_THE DATA_
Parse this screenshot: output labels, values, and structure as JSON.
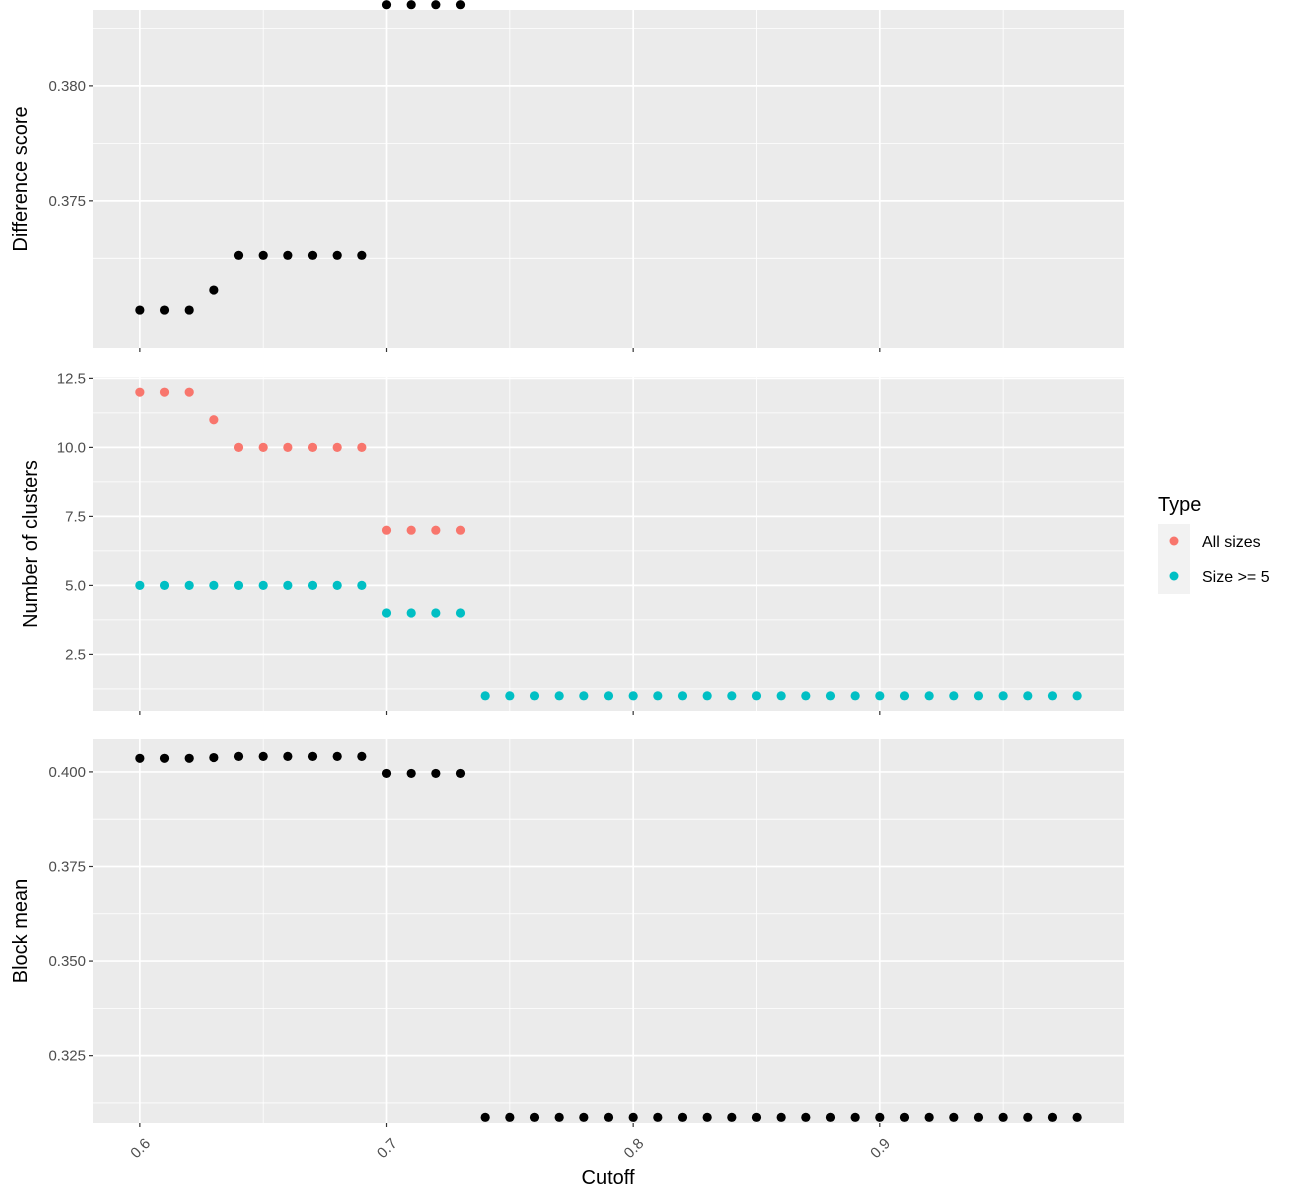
{
  "chart_data": [
    {
      "type": "scatter",
      "panel": "top",
      "ylabel": "Difference score",
      "xlim": [
        0.581,
        0.999
      ],
      "ylim": [
        0.3686,
        0.3833
      ],
      "yticks": [
        0.375,
        0.38
      ],
      "ytick_labels": [
        "0.375",
        "0.380"
      ],
      "series": [
        {
          "color": "#000000",
          "points": [
            [
              0.6,
              0.37025
            ],
            [
              0.61,
              0.37025
            ],
            [
              0.62,
              0.37025
            ],
            [
              0.63,
              0.37112
            ],
            [
              0.64,
              0.37263
            ],
            [
              0.65,
              0.37263
            ],
            [
              0.66,
              0.37263
            ],
            [
              0.67,
              0.37263
            ],
            [
              0.68,
              0.37263
            ],
            [
              0.69,
              0.37263
            ],
            [
              0.7,
              0.38353
            ],
            [
              0.71,
              0.38353
            ],
            [
              0.72,
              0.38353
            ],
            [
              0.73,
              0.38353
            ]
          ]
        }
      ]
    },
    {
      "type": "scatter",
      "panel": "middle",
      "ylabel": "Number of clusters",
      "xlim": [
        0.581,
        0.999
      ],
      "ylim": [
        0.45,
        12.55
      ],
      "yticks": [
        2.5,
        5.0,
        7.5,
        10.0,
        12.5
      ],
      "ytick_labels": [
        "2.5",
        "5.0",
        "7.5",
        "10.0",
        "12.5"
      ],
      "series": [
        {
          "name": "All sizes",
          "color": "#F8766D",
          "points": [
            [
              0.6,
              12
            ],
            [
              0.61,
              12
            ],
            [
              0.62,
              12
            ],
            [
              0.63,
              11
            ],
            [
              0.64,
              10
            ],
            [
              0.65,
              10
            ],
            [
              0.66,
              10
            ],
            [
              0.67,
              10
            ],
            [
              0.68,
              10
            ],
            [
              0.69,
              10
            ],
            [
              0.7,
              7
            ],
            [
              0.71,
              7
            ],
            [
              0.72,
              7
            ],
            [
              0.73,
              7
            ]
          ]
        },
        {
          "name": "Size >= 5",
          "color": "#00BFC4",
          "points": [
            [
              0.6,
              5
            ],
            [
              0.61,
              5
            ],
            [
              0.62,
              5
            ],
            [
              0.63,
              5
            ],
            [
              0.64,
              5
            ],
            [
              0.65,
              5
            ],
            [
              0.66,
              5
            ],
            [
              0.67,
              5
            ],
            [
              0.68,
              5
            ],
            [
              0.69,
              5
            ],
            [
              0.7,
              4
            ],
            [
              0.71,
              4
            ],
            [
              0.72,
              4
            ],
            [
              0.73,
              4
            ],
            [
              0.74,
              1
            ],
            [
              0.75,
              1
            ],
            [
              0.76,
              1
            ],
            [
              0.77,
              1
            ],
            [
              0.78,
              1
            ],
            [
              0.79,
              1
            ],
            [
              0.8,
              1
            ],
            [
              0.81,
              1
            ],
            [
              0.82,
              1
            ],
            [
              0.83,
              1
            ],
            [
              0.84,
              1
            ],
            [
              0.85,
              1
            ],
            [
              0.86,
              1
            ],
            [
              0.87,
              1
            ],
            [
              0.88,
              1
            ],
            [
              0.89,
              1
            ],
            [
              0.9,
              1
            ],
            [
              0.91,
              1
            ],
            [
              0.92,
              1
            ],
            [
              0.93,
              1
            ],
            [
              0.94,
              1
            ],
            [
              0.95,
              1
            ],
            [
              0.96,
              1
            ],
            [
              0.97,
              1
            ],
            [
              0.98,
              1
            ]
          ]
        }
      ]
    },
    {
      "type": "scatter",
      "panel": "bottom",
      "ylabel": "Block mean",
      "xlabel": "Cutoff",
      "xlim": [
        0.581,
        0.999
      ],
      "ylim": [
        0.3072,
        0.4087
      ],
      "yticks": [
        0.325,
        0.35,
        0.375,
        0.4
      ],
      "ytick_labels": [
        "0.325",
        "0.350",
        "0.375",
        "0.400"
      ],
      "series": [
        {
          "color": "#000000",
          "points": [
            [
              0.6,
              0.4036
            ],
            [
              0.61,
              0.4036
            ],
            [
              0.62,
              0.4036
            ],
            [
              0.63,
              0.4038
            ],
            [
              0.64,
              0.4041
            ],
            [
              0.65,
              0.4041
            ],
            [
              0.66,
              0.4041
            ],
            [
              0.67,
              0.4041
            ],
            [
              0.68,
              0.4041
            ],
            [
              0.69,
              0.4041
            ],
            [
              0.7,
              0.3996
            ],
            [
              0.71,
              0.3996
            ],
            [
              0.72,
              0.3996
            ],
            [
              0.73,
              0.3996
            ],
            [
              0.74,
              0.3087
            ],
            [
              0.75,
              0.3087
            ],
            [
              0.76,
              0.3087
            ],
            [
              0.77,
              0.3087
            ],
            [
              0.78,
              0.3087
            ],
            [
              0.79,
              0.3087
            ],
            [
              0.8,
              0.3087
            ],
            [
              0.81,
              0.3087
            ],
            [
              0.82,
              0.3087
            ],
            [
              0.83,
              0.3087
            ],
            [
              0.84,
              0.3087
            ],
            [
              0.85,
              0.3087
            ],
            [
              0.86,
              0.3087
            ],
            [
              0.87,
              0.3087
            ],
            [
              0.88,
              0.3087
            ],
            [
              0.89,
              0.3087
            ],
            [
              0.9,
              0.3087
            ],
            [
              0.91,
              0.3087
            ],
            [
              0.92,
              0.3087
            ],
            [
              0.93,
              0.3087
            ],
            [
              0.94,
              0.3087
            ],
            [
              0.95,
              0.3087
            ],
            [
              0.96,
              0.3087
            ],
            [
              0.97,
              0.3087
            ],
            [
              0.98,
              0.3087
            ]
          ]
        }
      ]
    }
  ],
  "x_axis": {
    "label": "Cutoff",
    "ticks": [
      0.6,
      0.7,
      0.8,
      0.9
    ],
    "tick_labels": [
      "0.6",
      "0.7",
      "0.8",
      "0.9"
    ],
    "minor_ticks": [
      0.65,
      0.75,
      0.85,
      0.95
    ]
  },
  "legend": {
    "title": "Type",
    "placement": "right",
    "items": [
      {
        "label": "All sizes",
        "color": "#F8766D"
      },
      {
        "label": "Size >= 5",
        "color": "#00BFC4"
      }
    ]
  },
  "style": {
    "panel_background": "#EBEBEB",
    "grid_color": "#FFFFFF",
    "tick_color": "#333333",
    "grid": true
  }
}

_WHAT YOU ARE ASKED TO DO_
Copy the material shown above in full and exactly. Skip the pictures.

_RIGHT ANSWER_
Parse this screenshot: output labels, values, and structure as JSON.
{
  "chart_data": [
    {
      "type": "scatter",
      "panel": "top",
      "ylabel": "Difference score",
      "xlim": [
        0.581,
        0.999
      ],
      "ylim": [
        0.3686,
        0.3833
      ],
      "yticks": [
        0.375,
        0.38
      ],
      "ytick_labels": [
        "0.375",
        "0.380"
      ],
      "series": [
        {
          "color": "#000000",
          "points": [
            [
              0.6,
              0.37025
            ],
            [
              0.61,
              0.37025
            ],
            [
              0.62,
              0.37025
            ],
            [
              0.63,
              0.37112
            ],
            [
              0.64,
              0.37263
            ],
            [
              0.65,
              0.37263
            ],
            [
              0.66,
              0.37263
            ],
            [
              0.67,
              0.37263
            ],
            [
              0.68,
              0.37263
            ],
            [
              0.69,
              0.37263
            ],
            [
              0.7,
              0.38353
            ],
            [
              0.71,
              0.38353
            ],
            [
              0.72,
              0.38353
            ],
            [
              0.73,
              0.38353
            ]
          ]
        }
      ]
    },
    {
      "type": "scatter",
      "panel": "middle",
      "ylabel": "Number of clusters",
      "xlim": [
        0.581,
        0.999
      ],
      "ylim": [
        0.45,
        12.55
      ],
      "yticks": [
        2.5,
        5.0,
        7.5,
        10.0,
        12.5
      ],
      "ytick_labels": [
        "2.5",
        "5.0",
        "7.5",
        "10.0",
        "12.5"
      ],
      "series": [
        {
          "name": "All sizes",
          "color": "#F8766D",
          "points": [
            [
              0.6,
              12
            ],
            [
              0.61,
              12
            ],
            [
              0.62,
              12
            ],
            [
              0.63,
              11
            ],
            [
              0.64,
              10
            ],
            [
              0.65,
              10
            ],
            [
              0.66,
              10
            ],
            [
              0.67,
              10
            ],
            [
              0.68,
              10
            ],
            [
              0.69,
              10
            ],
            [
              0.7,
              7
            ],
            [
              0.71,
              7
            ],
            [
              0.72,
              7
            ],
            [
              0.73,
              7
            ]
          ]
        },
        {
          "name": "Size >= 5",
          "color": "#00BFC4",
          "points": [
            [
              0.6,
              5
            ],
            [
              0.61,
              5
            ],
            [
              0.62,
              5
            ],
            [
              0.63,
              5
            ],
            [
              0.64,
              5
            ],
            [
              0.65,
              5
            ],
            [
              0.66,
              5
            ],
            [
              0.67,
              5
            ],
            [
              0.68,
              5
            ],
            [
              0.69,
              5
            ],
            [
              0.7,
              4
            ],
            [
              0.71,
              4
            ],
            [
              0.72,
              4
            ],
            [
              0.73,
              4
            ],
            [
              0.74,
              1
            ],
            [
              0.75,
              1
            ],
            [
              0.76,
              1
            ],
            [
              0.77,
              1
            ],
            [
              0.78,
              1
            ],
            [
              0.79,
              1
            ],
            [
              0.8,
              1
            ],
            [
              0.81,
              1
            ],
            [
              0.82,
              1
            ],
            [
              0.83,
              1
            ],
            [
              0.84,
              1
            ],
            [
              0.85,
              1
            ],
            [
              0.86,
              1
            ],
            [
              0.87,
              1
            ],
            [
              0.88,
              1
            ],
            [
              0.89,
              1
            ],
            [
              0.9,
              1
            ],
            [
              0.91,
              1
            ],
            [
              0.92,
              1
            ],
            [
              0.93,
              1
            ],
            [
              0.94,
              1
            ],
            [
              0.95,
              1
            ],
            [
              0.96,
              1
            ],
            [
              0.97,
              1
            ],
            [
              0.98,
              1
            ]
          ]
        }
      ]
    },
    {
      "type": "scatter",
      "panel": "bottom",
      "ylabel": "Block mean",
      "xlabel": "Cutoff",
      "xlim": [
        0.581,
        0.999
      ],
      "ylim": [
        0.3072,
        0.4087
      ],
      "yticks": [
        0.325,
        0.35,
        0.375,
        0.4
      ],
      "ytick_labels": [
        "0.325",
        "0.350",
        "0.375",
        "0.400"
      ],
      "series": [
        {
          "color": "#000000",
          "points": [
            [
              0.6,
              0.4036
            ],
            [
              0.61,
              0.4036
            ],
            [
              0.62,
              0.4036
            ],
            [
              0.63,
              0.4038
            ],
            [
              0.64,
              0.4041
            ],
            [
              0.65,
              0.4041
            ],
            [
              0.66,
              0.4041
            ],
            [
              0.67,
              0.4041
            ],
            [
              0.68,
              0.4041
            ],
            [
              0.69,
              0.4041
            ],
            [
              0.7,
              0.3996
            ],
            [
              0.71,
              0.3996
            ],
            [
              0.72,
              0.3996
            ],
            [
              0.73,
              0.3996
            ],
            [
              0.74,
              0.3087
            ],
            [
              0.75,
              0.3087
            ],
            [
              0.76,
              0.3087
            ],
            [
              0.77,
              0.3087
            ],
            [
              0.78,
              0.3087
            ],
            [
              0.79,
              0.3087
            ],
            [
              0.8,
              0.3087
            ],
            [
              0.81,
              0.3087
            ],
            [
              0.82,
              0.3087
            ],
            [
              0.83,
              0.3087
            ],
            [
              0.84,
              0.3087
            ],
            [
              0.85,
              0.3087
            ],
            [
              0.86,
              0.3087
            ],
            [
              0.87,
              0.3087
            ],
            [
              0.88,
              0.3087
            ],
            [
              0.89,
              0.3087
            ],
            [
              0.9,
              0.3087
            ],
            [
              0.91,
              0.3087
            ],
            [
              0.92,
              0.3087
            ],
            [
              0.93,
              0.3087
            ],
            [
              0.94,
              0.3087
            ],
            [
              0.95,
              0.3087
            ],
            [
              0.96,
              0.3087
            ],
            [
              0.97,
              0.3087
            ],
            [
              0.98,
              0.3087
            ]
          ]
        }
      ]
    }
  ],
  "x_axis": {
    "label": "Cutoff",
    "ticks": [
      0.6,
      0.7,
      0.8,
      0.9
    ],
    "tick_labels": [
      "0.6",
      "0.7",
      "0.8",
      "0.9"
    ],
    "minor_ticks": [
      0.65,
      0.75,
      0.85,
      0.95
    ]
  },
  "legend": {
    "title": "Type",
    "placement": "right",
    "items": [
      {
        "label": "All sizes",
        "color": "#F8766D"
      },
      {
        "label": "Size >= 5",
        "color": "#00BFC4"
      }
    ]
  },
  "style": {
    "panel_background": "#EBEBEB",
    "grid_color": "#FFFFFF",
    "tick_color": "#333333",
    "grid": true
  }
}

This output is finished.